[start of INPUT RECORDS]
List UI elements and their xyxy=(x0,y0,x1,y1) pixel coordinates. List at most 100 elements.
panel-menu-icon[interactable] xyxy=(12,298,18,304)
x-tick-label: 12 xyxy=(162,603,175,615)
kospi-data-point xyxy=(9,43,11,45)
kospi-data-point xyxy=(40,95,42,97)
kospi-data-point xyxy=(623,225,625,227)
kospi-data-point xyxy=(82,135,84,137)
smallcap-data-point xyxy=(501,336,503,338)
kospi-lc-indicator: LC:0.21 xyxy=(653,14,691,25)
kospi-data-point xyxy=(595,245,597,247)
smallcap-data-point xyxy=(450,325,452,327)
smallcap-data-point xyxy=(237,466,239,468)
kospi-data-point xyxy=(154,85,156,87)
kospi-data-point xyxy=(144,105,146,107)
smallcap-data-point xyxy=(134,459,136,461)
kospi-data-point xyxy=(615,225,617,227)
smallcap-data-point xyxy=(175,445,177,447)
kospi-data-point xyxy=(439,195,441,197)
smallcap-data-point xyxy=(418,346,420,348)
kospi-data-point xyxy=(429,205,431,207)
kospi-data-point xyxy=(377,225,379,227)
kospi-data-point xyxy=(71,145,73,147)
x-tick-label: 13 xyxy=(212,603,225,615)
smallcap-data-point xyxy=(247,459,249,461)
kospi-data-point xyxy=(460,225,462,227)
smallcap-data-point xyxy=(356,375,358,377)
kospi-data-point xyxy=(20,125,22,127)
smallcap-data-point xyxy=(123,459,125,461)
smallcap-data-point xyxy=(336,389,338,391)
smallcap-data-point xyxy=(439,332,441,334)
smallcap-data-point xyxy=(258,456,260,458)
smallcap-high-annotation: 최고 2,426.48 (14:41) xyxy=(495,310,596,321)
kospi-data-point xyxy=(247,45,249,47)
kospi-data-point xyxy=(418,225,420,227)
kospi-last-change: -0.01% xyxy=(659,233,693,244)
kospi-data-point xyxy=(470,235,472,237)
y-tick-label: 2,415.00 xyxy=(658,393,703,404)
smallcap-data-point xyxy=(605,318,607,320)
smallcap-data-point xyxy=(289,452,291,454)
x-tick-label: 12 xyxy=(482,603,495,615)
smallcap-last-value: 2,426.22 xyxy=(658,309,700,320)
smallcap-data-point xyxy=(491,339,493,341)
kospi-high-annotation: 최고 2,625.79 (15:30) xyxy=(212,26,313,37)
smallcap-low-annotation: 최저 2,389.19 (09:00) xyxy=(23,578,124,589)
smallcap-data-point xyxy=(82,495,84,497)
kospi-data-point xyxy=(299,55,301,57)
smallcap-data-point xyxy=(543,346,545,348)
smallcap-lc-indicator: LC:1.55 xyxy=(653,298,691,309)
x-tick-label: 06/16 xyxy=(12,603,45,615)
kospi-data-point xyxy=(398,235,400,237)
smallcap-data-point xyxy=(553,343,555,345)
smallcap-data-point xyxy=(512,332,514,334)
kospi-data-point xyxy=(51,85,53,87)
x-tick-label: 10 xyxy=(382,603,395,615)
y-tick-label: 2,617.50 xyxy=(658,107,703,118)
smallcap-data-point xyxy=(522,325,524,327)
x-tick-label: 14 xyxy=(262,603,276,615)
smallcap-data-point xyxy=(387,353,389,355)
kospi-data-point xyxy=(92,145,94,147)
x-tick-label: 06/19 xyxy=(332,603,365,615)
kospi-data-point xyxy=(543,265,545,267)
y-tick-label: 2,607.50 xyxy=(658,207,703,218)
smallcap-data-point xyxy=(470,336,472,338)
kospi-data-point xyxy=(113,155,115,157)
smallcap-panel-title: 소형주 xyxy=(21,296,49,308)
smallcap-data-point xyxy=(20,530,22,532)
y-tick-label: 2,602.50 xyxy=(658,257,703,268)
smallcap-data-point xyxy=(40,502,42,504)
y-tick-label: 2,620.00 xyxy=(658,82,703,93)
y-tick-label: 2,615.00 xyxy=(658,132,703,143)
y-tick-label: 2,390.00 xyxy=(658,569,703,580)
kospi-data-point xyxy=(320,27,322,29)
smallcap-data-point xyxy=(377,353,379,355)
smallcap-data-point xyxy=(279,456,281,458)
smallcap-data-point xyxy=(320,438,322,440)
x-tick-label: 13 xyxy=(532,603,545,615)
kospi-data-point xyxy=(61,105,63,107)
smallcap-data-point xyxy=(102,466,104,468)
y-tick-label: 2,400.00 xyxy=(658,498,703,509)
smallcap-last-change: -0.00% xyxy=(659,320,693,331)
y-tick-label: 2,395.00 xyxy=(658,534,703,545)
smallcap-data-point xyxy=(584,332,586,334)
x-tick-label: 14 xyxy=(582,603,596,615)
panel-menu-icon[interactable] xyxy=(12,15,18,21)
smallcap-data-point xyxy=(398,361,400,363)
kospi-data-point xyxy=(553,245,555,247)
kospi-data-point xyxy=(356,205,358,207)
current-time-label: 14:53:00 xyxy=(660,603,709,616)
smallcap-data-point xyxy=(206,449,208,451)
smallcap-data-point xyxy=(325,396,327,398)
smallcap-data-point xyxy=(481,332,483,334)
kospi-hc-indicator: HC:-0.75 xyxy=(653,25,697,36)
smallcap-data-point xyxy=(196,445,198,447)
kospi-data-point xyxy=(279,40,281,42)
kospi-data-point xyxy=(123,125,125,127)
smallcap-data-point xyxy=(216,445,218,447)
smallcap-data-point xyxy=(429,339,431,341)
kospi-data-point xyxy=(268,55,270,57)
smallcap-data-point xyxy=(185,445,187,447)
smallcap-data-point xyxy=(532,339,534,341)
[end of INPUT RECORDS]
▶ **REQUIRED WORK**:
Change every "smallcap-data-point" in the material above to "small-cap-point", then write out all the lines again with nothing else altered.

▶ **ANSWER FOR THE TASK**:
List UI elements and their xyxy=(x0,y0,x1,y1) pixel coordinates. List at most 100 elements.
panel-menu-icon[interactable] xyxy=(12,298,18,304)
x-tick-label: 12 xyxy=(162,603,175,615)
kospi-data-point xyxy=(9,43,11,45)
kospi-data-point xyxy=(40,95,42,97)
kospi-data-point xyxy=(623,225,625,227)
kospi-data-point xyxy=(82,135,84,137)
small-cap-point xyxy=(501,336,503,338)
kospi-lc-indicator: LC:0.21 xyxy=(653,14,691,25)
kospi-data-point xyxy=(595,245,597,247)
small-cap-point xyxy=(450,325,452,327)
small-cap-point xyxy=(237,466,239,468)
kospi-data-point xyxy=(154,85,156,87)
kospi-data-point xyxy=(144,105,146,107)
small-cap-point xyxy=(134,459,136,461)
kospi-data-point xyxy=(615,225,617,227)
small-cap-point xyxy=(175,445,177,447)
kospi-data-point xyxy=(439,195,441,197)
small-cap-point xyxy=(418,346,420,348)
kospi-data-point xyxy=(429,205,431,207)
kospi-data-point xyxy=(377,225,379,227)
kospi-data-point xyxy=(71,145,73,147)
x-tick-label: 13 xyxy=(212,603,225,615)
small-cap-point xyxy=(247,459,249,461)
kospi-data-point xyxy=(460,225,462,227)
small-cap-point xyxy=(356,375,358,377)
kospi-data-point xyxy=(20,125,22,127)
small-cap-point xyxy=(123,459,125,461)
small-cap-point xyxy=(336,389,338,391)
small-cap-point xyxy=(439,332,441,334)
small-cap-point xyxy=(258,456,260,458)
smallcap-high-annotation: 최고 2,426.48 (14:41) xyxy=(495,310,596,321)
kospi-data-point xyxy=(247,45,249,47)
kospi-data-point xyxy=(418,225,420,227)
kospi-last-change: -0.01% xyxy=(659,233,693,244)
kospi-data-point xyxy=(470,235,472,237)
y-tick-label: 2,415.00 xyxy=(658,393,703,404)
small-cap-point xyxy=(605,318,607,320)
small-cap-point xyxy=(289,452,291,454)
x-tick-label: 12 xyxy=(482,603,495,615)
smallcap-last-value: 2,426.22 xyxy=(658,309,700,320)
small-cap-point xyxy=(491,339,493,341)
kospi-high-annotation: 최고 2,625.79 (15:30) xyxy=(212,26,313,37)
smallcap-low-annotation: 최저 2,389.19 (09:00) xyxy=(23,578,124,589)
small-cap-point xyxy=(82,495,84,497)
kospi-data-point xyxy=(299,55,301,57)
small-cap-point xyxy=(543,346,545,348)
smallcap-lc-indicator: LC:1.55 xyxy=(653,298,691,309)
x-tick-label: 06/16 xyxy=(12,603,45,615)
kospi-data-point xyxy=(398,235,400,237)
small-cap-point xyxy=(553,343,555,345)
small-cap-point xyxy=(512,332,514,334)
kospi-data-point xyxy=(51,85,53,87)
x-tick-label: 10 xyxy=(382,603,395,615)
y-tick-label: 2,617.50 xyxy=(658,107,703,118)
small-cap-point xyxy=(522,325,524,327)
x-tick-label: 14 xyxy=(262,603,276,615)
small-cap-point xyxy=(387,353,389,355)
kospi-data-point xyxy=(92,145,94,147)
x-tick-label: 06/19 xyxy=(332,603,365,615)
kospi-data-point xyxy=(543,265,545,267)
y-tick-label: 2,607.50 xyxy=(658,207,703,218)
small-cap-point xyxy=(470,336,472,338)
kospi-data-point xyxy=(113,155,115,157)
smallcap-panel-title: 소형주 xyxy=(21,296,49,308)
small-cap-point xyxy=(20,530,22,532)
y-tick-label: 2,602.50 xyxy=(658,257,703,268)
small-cap-point xyxy=(40,502,42,504)
y-tick-label: 2,620.00 xyxy=(658,82,703,93)
y-tick-label: 2,615.00 xyxy=(658,132,703,143)
y-tick-label: 2,390.00 xyxy=(658,569,703,580)
kospi-data-point xyxy=(320,27,322,29)
small-cap-point xyxy=(377,353,379,355)
small-cap-point xyxy=(279,456,281,458)
small-cap-point xyxy=(320,438,322,440)
x-tick-label: 13 xyxy=(532,603,545,615)
kospi-data-point xyxy=(61,105,63,107)
small-cap-point xyxy=(102,466,104,468)
y-tick-label: 2,400.00 xyxy=(658,498,703,509)
smallcap-last-change: -0.00% xyxy=(659,320,693,331)
y-tick-label: 2,395.00 xyxy=(658,534,703,545)
small-cap-point xyxy=(584,332,586,334)
x-tick-label: 14 xyxy=(582,603,596,615)
panel-menu-icon[interactable] xyxy=(12,15,18,21)
small-cap-point xyxy=(398,361,400,363)
kospi-data-point xyxy=(553,245,555,247)
kospi-data-point xyxy=(356,205,358,207)
current-time-label: 14:53:00 xyxy=(660,603,709,616)
small-cap-point xyxy=(206,449,208,451)
small-cap-point xyxy=(325,396,327,398)
small-cap-point xyxy=(481,332,483,334)
kospi-hc-indicator: HC:-0.75 xyxy=(653,25,697,36)
small-cap-point xyxy=(196,445,198,447)
kospi-data-point xyxy=(279,40,281,42)
kospi-data-point xyxy=(123,125,125,127)
small-cap-point xyxy=(216,445,218,447)
small-cap-point xyxy=(429,339,431,341)
kospi-data-point xyxy=(268,55,270,57)
small-cap-point xyxy=(185,445,187,447)
small-cap-point xyxy=(532,339,534,341)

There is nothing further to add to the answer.